Items =

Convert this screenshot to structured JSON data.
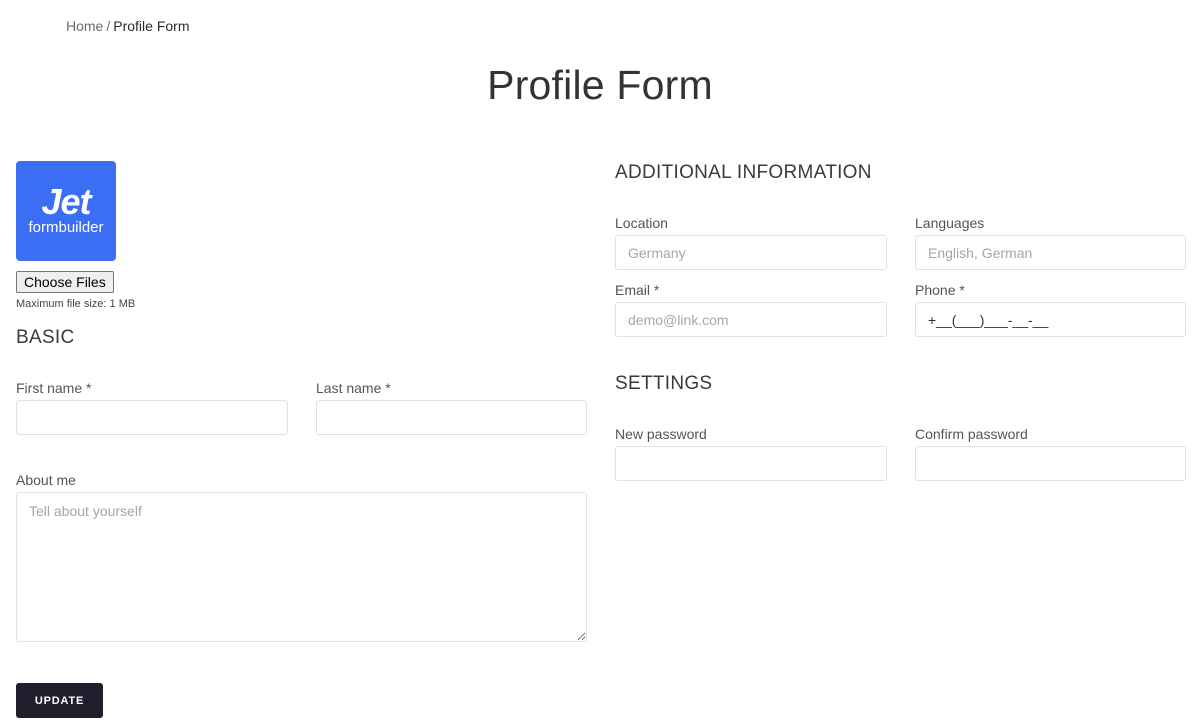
{
  "breadcrumb": {
    "home": "Home",
    "separator": "/",
    "current": "Profile Form"
  },
  "page_title": "Profile Form",
  "logo": {
    "line1": "Jet",
    "line2": "formbuilder",
    "color": "#3b6ef5"
  },
  "upload": {
    "button_label": "Choose Files",
    "note": "Maximum file size: 1 MB"
  },
  "basic": {
    "title": "BASIC",
    "first_name": {
      "label": "First name",
      "required": "*",
      "value": "",
      "placeholder": ""
    },
    "last_name": {
      "label": "Last name",
      "required": "*",
      "value": "",
      "placeholder": ""
    },
    "about": {
      "label": "About me",
      "value": "",
      "placeholder": "Tell about yourself"
    }
  },
  "additional": {
    "title": "ADDITIONAL INFORMATION",
    "location": {
      "label": "Location",
      "value": "",
      "placeholder": "Germany"
    },
    "languages": {
      "label": "Languages",
      "value": "",
      "placeholder": "English, German"
    },
    "email": {
      "label": "Email",
      "required": "*",
      "value": "",
      "placeholder": "demo@link.com"
    },
    "phone": {
      "label": "Phone",
      "required": "*",
      "value": "+__(___)___-__-__",
      "placeholder": ""
    }
  },
  "settings": {
    "title": "SETTINGS",
    "new_password": {
      "label": "New password",
      "value": ""
    },
    "confirm_password": {
      "label": "Confirm password",
      "value": ""
    }
  },
  "submit": {
    "label": "UPDATE",
    "color": "#1f1f2e"
  }
}
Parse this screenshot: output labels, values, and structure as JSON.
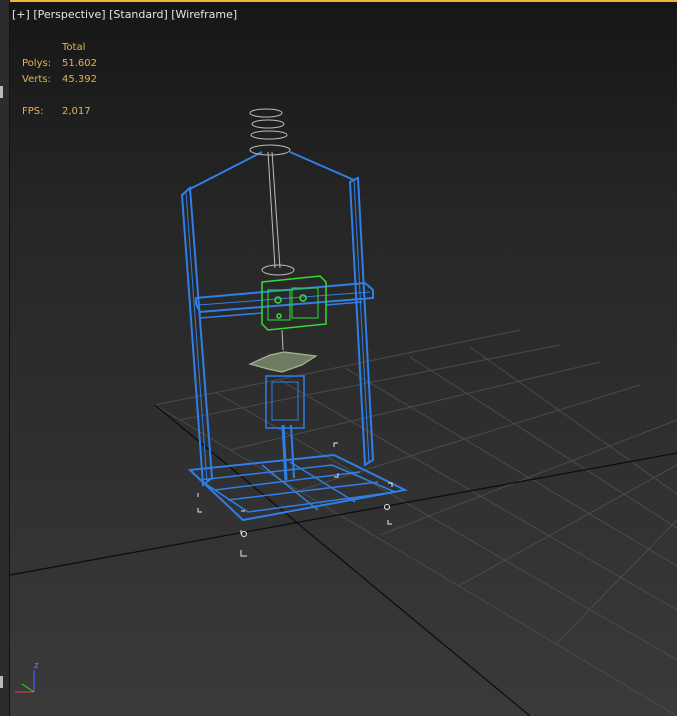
{
  "viewport": {
    "labels": [
      "[+]",
      "[Perspective]",
      "[Standard]",
      "[Wireframe]"
    ]
  },
  "stats": {
    "header": "Total",
    "polys_label": "Polys:",
    "polys_value": "51.602",
    "verts_label": "Verts:",
    "verts_value": "45.392",
    "fps_label": "FPS:",
    "fps_value": "2,017"
  },
  "gizmo": {
    "z_label": "z"
  },
  "colors": {
    "frame": "#2f7fe6",
    "selected": "#33dd33",
    "grid": "#4b4b4b",
    "stats_text": "#e1b54a",
    "active_border": "#e9b640"
  }
}
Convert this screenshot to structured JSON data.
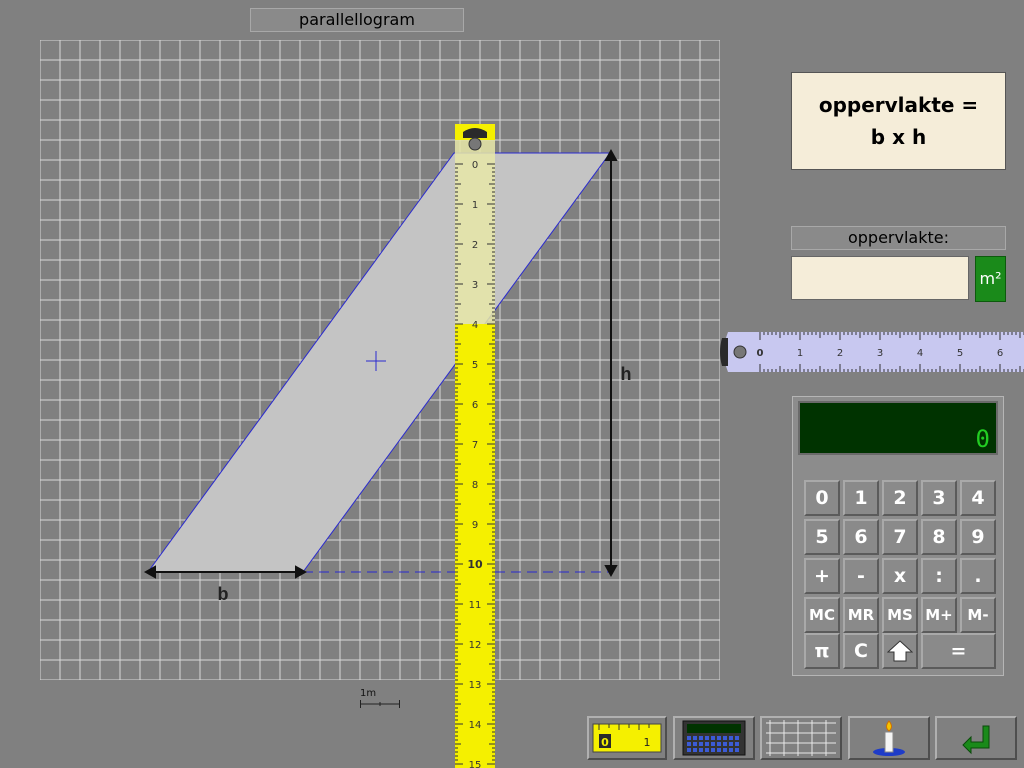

Short problem = Leave out the pictures and print each record exactly as it stands.

Task answer =
Convert this screenshot to structured JSON data.
{
  "breadcrumb": {
    "home": "Home",
    "separator": "/",
    "current": "Profile Form"
  },
  "page_title": "Profile Form",
  "logo": {
    "line1": "Jet",
    "line2": "formbuilder",
    "color": "#3b6ef5"
  },
  "upload": {
    "button_label": "Choose Files",
    "note": "Maximum file size: 1 MB"
  },
  "basic": {
    "title": "BASIC",
    "first_name": {
      "label": "First name",
      "required": "*",
      "value": "",
      "placeholder": ""
    },
    "last_name": {
      "label": "Last name",
      "required": "*",
      "value": "",
      "placeholder": ""
    },
    "about": {
      "label": "About me",
      "value": "",
      "placeholder": "Tell about yourself"
    }
  },
  "additional": {
    "title": "ADDITIONAL INFORMATION",
    "location": {
      "label": "Location",
      "value": "",
      "placeholder": "Germany"
    },
    "languages": {
      "label": "Languages",
      "value": "",
      "placeholder": "English, German"
    },
    "email": {
      "label": "Email",
      "required": "*",
      "value": "",
      "placeholder": "demo@link.com"
    },
    "phone": {
      "label": "Phone",
      "required": "*",
      "value": "+__(___)___-__-__",
      "placeholder": ""
    }
  },
  "settings": {
    "title": "SETTINGS",
    "new_password": {
      "label": "New password",
      "value": ""
    },
    "confirm_password": {
      "label": "Confirm password",
      "value": ""
    }
  },
  "submit": {
    "label": "UPDATE",
    "color": "#1f1f2e"
  }
}
Parse this screenshot: output labels, values, and structure as JSON.
{
  "viewport": {
    "labels": [
      "[+]",
      "[Perspective]",
      "[Standard]",
      "[Wireframe]"
    ]
  },
  "stats": {
    "header": "Total",
    "polys_label": "Polys:",
    "polys_value": "51.602",
    "verts_label": "Verts:",
    "verts_value": "45.392",
    "fps_label": "FPS:",
    "fps_value": "2,017"
  },
  "gizmo": {
    "z_label": "z"
  },
  "colors": {
    "frame": "#2f7fe6",
    "selected": "#33dd33",
    "grid": "#4b4b4b",
    "stats_text": "#e1b54a",
    "active_border": "#e9b640"
  }
}
Convert this screenshot to structured JSON data.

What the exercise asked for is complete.